Schriftliche Aufgaben:
**a.** Wie hoch war laut dem Textabschnitt der Ausländeranteil an der Wohnbevölkerung der DDR?
**b.** Aktualisieren Sie den Textabschnitt zwischen "Mehrdimensionale Erklärung" und "aktuellen Befunde zusammenfassen." einschließlich, wobei Sie "Mikromilieus" durch "Kleinmilieus" ersetzen.
**c.** Führen Sie alle Umstände auf, die der Textabschnitt als langwirkende historische Prägekräfte für die stärker auf ethnisch-kulturelle Homogenität ausgerichteten Normalitätserwartungen nennt.

━━━━━ Textabschnitt

Mehrdimensionale Erklärung
Gewalttätige Mikromilieus gibt es auch in den westlichen Bundesländern. Der höhere Anteil an rechter Gewalt ist deshalb über spezifische Bedingungen der Wirkmächtigkeit solcher Milieus in den neuen Ländern zu erklären.
„Eine Nation, zwei politische Kulturen“ – so lassen sich die historisch ansetzenden und die aktuellen Befunde zusammenfassen.
Zweitens existieren Normalitätserwartungen, die stärker als im Westen auf eine ethnisch-kulturelle homogene Bevölkerung ausgerichtet sind. Auch dafür sind langwirkende historische Prägekräfte ursächlich: Der Ausländeranteil an der Wohnbevölkerung der DDR war äußerst gering, gegenüber den ausländischen Vertragsarbeitnehmern herrschte eine stark segregierende und exkludierende Politik und auch nach 1990 ist der Anteil der Bevölkerung mit Migrationshintergrund in den neuen Ländern deutlich geringer als im Westen. Die höheren Homogenitätserwartungen gehen einher mit Erwartungen einer stärkeren Inländerprivilegierung als im Westen. Dies dokumentiert sich kontinuierlich aktuell in einer höheren Zustimmung bei Umfragen zu einer Bevorzugung von Deutschen am Arbeitsmarkt, die gerade auch die Abschiebung von Ausländern in Zeiten von Arbeitsmarktkrisen einschließt.

━━━━━━━━━━
━━━━━ Datensätze

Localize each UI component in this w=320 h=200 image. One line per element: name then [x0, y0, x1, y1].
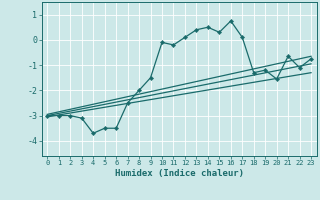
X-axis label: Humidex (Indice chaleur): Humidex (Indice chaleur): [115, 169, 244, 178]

━━━━━━━━━━
━━━━━ Datensätze

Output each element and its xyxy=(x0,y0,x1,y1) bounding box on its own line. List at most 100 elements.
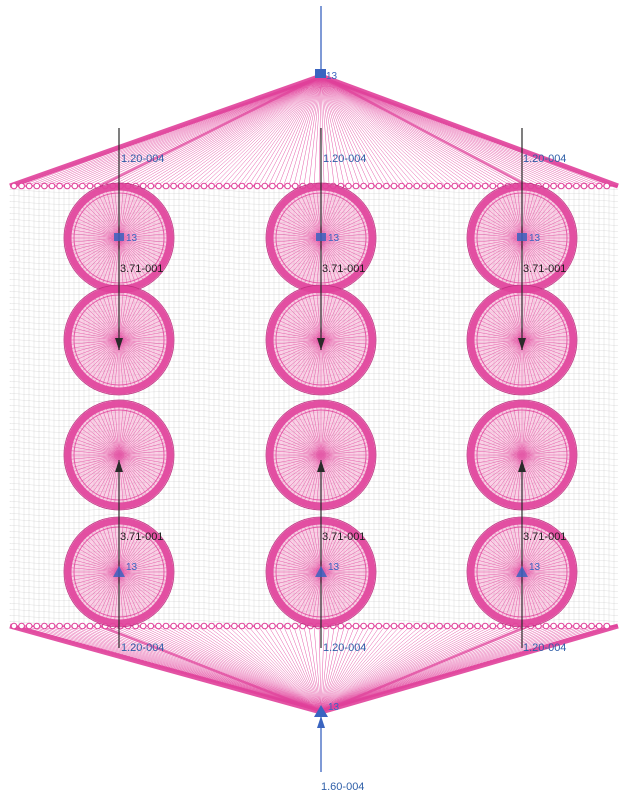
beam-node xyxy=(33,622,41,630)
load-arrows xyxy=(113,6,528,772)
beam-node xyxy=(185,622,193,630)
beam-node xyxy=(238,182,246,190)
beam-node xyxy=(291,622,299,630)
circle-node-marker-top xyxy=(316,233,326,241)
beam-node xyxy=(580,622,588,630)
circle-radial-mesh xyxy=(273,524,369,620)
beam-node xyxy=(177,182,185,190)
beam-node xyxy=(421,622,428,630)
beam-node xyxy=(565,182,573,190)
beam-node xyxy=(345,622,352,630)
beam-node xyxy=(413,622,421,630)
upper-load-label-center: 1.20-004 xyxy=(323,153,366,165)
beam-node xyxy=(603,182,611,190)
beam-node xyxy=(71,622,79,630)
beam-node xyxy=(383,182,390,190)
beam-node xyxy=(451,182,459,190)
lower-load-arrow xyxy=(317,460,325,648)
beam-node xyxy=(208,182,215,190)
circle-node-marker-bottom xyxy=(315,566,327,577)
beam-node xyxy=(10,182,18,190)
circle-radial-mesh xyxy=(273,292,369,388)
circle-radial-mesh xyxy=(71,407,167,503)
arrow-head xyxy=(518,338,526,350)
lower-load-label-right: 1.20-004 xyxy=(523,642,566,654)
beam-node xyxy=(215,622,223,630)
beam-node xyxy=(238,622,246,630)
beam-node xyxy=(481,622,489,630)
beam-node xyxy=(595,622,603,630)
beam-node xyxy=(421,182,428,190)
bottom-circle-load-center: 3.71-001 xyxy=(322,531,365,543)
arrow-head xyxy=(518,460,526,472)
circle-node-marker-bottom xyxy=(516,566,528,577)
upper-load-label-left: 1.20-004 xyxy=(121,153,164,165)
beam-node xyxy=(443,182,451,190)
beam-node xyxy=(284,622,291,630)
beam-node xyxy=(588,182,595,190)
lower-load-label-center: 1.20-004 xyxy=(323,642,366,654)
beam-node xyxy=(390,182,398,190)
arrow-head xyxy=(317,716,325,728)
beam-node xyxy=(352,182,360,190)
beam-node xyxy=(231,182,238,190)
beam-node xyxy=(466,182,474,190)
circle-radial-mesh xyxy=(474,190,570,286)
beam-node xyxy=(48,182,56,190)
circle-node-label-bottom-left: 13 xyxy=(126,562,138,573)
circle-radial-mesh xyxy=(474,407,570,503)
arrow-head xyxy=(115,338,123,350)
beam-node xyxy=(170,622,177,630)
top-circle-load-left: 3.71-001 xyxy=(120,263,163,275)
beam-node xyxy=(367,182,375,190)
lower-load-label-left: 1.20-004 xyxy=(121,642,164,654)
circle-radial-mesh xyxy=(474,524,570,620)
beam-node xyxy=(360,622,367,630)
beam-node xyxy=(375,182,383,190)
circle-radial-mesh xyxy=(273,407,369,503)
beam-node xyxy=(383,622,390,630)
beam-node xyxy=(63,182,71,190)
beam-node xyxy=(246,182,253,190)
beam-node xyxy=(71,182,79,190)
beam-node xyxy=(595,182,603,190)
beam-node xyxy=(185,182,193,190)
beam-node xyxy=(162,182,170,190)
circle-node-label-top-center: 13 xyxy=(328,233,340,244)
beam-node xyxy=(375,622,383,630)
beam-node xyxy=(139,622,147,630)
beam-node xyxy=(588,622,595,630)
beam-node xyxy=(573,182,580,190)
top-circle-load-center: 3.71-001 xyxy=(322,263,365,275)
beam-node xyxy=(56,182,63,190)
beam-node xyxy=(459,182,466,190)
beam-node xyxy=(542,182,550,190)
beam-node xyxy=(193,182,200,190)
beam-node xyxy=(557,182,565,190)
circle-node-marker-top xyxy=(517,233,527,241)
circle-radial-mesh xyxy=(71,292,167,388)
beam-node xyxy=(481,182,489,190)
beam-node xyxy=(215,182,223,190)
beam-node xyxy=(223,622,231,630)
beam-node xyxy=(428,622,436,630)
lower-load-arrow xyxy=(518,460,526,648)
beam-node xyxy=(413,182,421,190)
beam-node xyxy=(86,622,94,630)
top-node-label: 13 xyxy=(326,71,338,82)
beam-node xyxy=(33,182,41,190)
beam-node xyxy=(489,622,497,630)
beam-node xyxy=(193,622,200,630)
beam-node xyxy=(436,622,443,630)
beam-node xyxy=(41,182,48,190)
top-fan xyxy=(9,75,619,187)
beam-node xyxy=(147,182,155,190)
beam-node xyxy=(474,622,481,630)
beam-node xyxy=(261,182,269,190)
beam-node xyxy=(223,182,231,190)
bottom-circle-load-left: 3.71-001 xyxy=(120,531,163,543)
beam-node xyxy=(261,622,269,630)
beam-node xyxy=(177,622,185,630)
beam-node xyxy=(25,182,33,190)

━━━━━━━━━━
━━━━━ Datensätze

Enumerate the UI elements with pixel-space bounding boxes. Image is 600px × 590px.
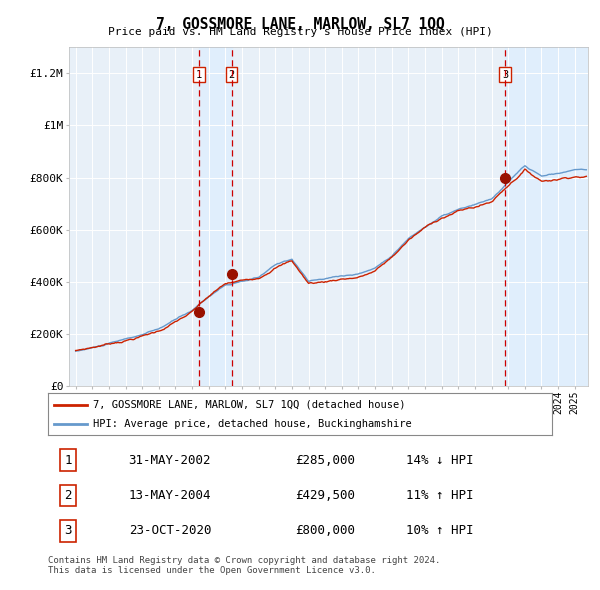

━━━━━━━━━━

Ergebnisse nach Aufgabe:
**a.** Er war äußerst gering.

**b.**
Mehrdimensionale Erklärung
Gewalttätige Kleinmilieus gibt es auch in den westlichen Bundesländern. Der höhere Anteil an rechter Gewalt ist deshalb über spezifische Bedingungen der Wirkmächtigkeit solcher Milieus in den neuen Ländern zu erklären.
„Eine Nation, zwei politische Kulturen“ – so lassen sich die historisch ansetzenden und die aktuellen Befunde zusammenfassen.

**c.**
- Der Ausländeranteil an der Wohnbevölkerung der DDR war äußerst gering.
- Gegenüber den ausländischen Vertragsarbeitnehmern herrschte eine stark segregierende und exkludierende Politik.
- Auch nach 1990 ist der Anteil der Bevölkerung mit Migrationshintergrund in den neuen Ländern deutlich geringer als im Westen.